• _The tasks_
**a)** In the thread on Cohiba Siglo differences, what reason does TonyBrooklyn give for expecting many different answers to the original question? Explain in one to three sentences.
**b)** Continue the forum thread on Cohiba Siglo differences from where it stops.

• _Selected passage_

begin

# Cohiba Siglo Differences



## bundy81881

What really is the difference between all of these Siglo I thru whatever? Is it just ring gauge?


----------



## asmartbull

All share the same basic characteristics but all are different. Many believe the II is the strongest while many will boast that the Vi is the best.
I go through more IV and III's than anything.....You really need to pic "your" size and go from there...


----------



## TonyBrooklyn

Taste is very subjective so you will hear many answers.
For me i like the I II III the best the occasional IV and V.
For me i just don't get the VI at all.
But for the most part i am a Classic line Cohiba lover.
But that's another discussion all together!


----------



## caputofj

This is from a previous post

Cohiba Siglo I

This Très Petit Coronas is in tune with the today’s smokers requirements. Exceptional construction, fairly rapid burning and loaded with flavors that will test the “cultural” diversity of your palate. Perfect for a daytime break, a lunch with friends or a moment of solitary reflection, this little Cohíba Siglo I will suit the fast moving aficionado looking for quick moment of escape.


Cohiba Siglo II

A character amongst the Cohiba Siglo family. This Petit Corona called Cohiba Siglo II sometimes seems out of place amongst it’s illustrious brothers. But Cohíba cigar have worked extra hard to give this feisty fellow a character all of its own. A wonderful silky, oily wrapper encompasses a cigar fired up with spicy, woody flavors masterly combined, which makes this little cigar a real treat to the senses. I had the pleasure of being offered one of these by my work colleague, Rick,we had a glass of Cognac after work and chatted about the days events and the Cohiba Siglo II really complimented the heady Cognac to perfection.

Cohiba Siglo III

The emphasis here is on elegance. Elegance in look, with a perfect silky smooth wrapper. Elegance in taste, as you will discover in the gorgeous aromas of grilled vanilla and toasted wood, spicy-chocolate and creamy-leather gently emerge through the multiple phases of this distinguished “gentleman” of a cigar. Elegance pure and simple.


Cohiba Siglo IV

We see in the Cohiba Siglo IV cigar all the efforts of Cohiba over the past few years, placing quality over quantity. This Corona Gorda improves in production every year. Wonderful construction permits for an excellent draw and a timely even burn. Flavors of sweet pepper, musk and precious wood come and go in a graceful ballet of aromas. Right to its culmination, the Cohiba Siglo IV cigar remains smooth and round. The Cohiba Siglo IV cigar goes beautifully with Indian or Cajun flavors.

end

• _Information supplied_
begin

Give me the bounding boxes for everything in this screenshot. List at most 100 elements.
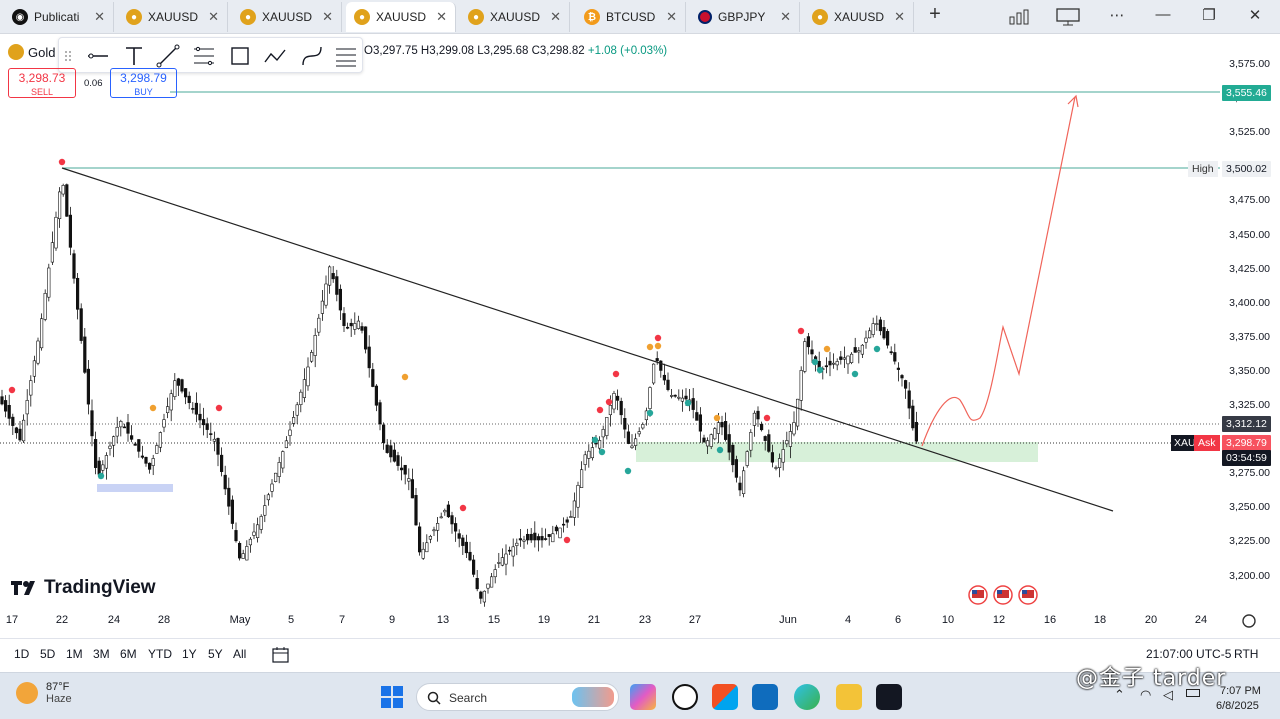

end

• _Replies_
**a)** TonyBrooklyn says that taste is very subjective. Because of this, each smoker will favor different Siglo sizes, so the question will draw many answers.

**b)**
Cohiba Siglo V

The only Cuban Lonsdale available in a Cabinet of 25. A sophisticated start of heavy floral tones evolves into a complex, spicy blend throughout the second and finishing phases. The flavors in Cohiba Siglo V are all warm and moist and reminds me of the smell of my garden after it has rained heavily. The masterly construction gives a tender feel to the cigar and a look of sheer class. The perfect Cohiba cuban cigar to age a few years.


Cohiba Siglo VI

Cohíba Siglo VI are one of the best cigars ever rolled in Cuba. The first one I had the pleasure of tasting was in Cuba, virtually directly off the rolling table. It was young, even with tones of green plant at the start, but one could already tell that this was the birth of “a great one”. I’m afraid the Espléndido will have to step aside and give his crown to his majesty, the Cohiba Siglo VI. Creamy, smooth as silk, rich in a myriad of aromas varying from musk and spice to earthy, woody tones. The Cohiba Siglo VI cigar is a classic from havana, it is the pure, perfect progression of pleasure. A must for true cigar lovers!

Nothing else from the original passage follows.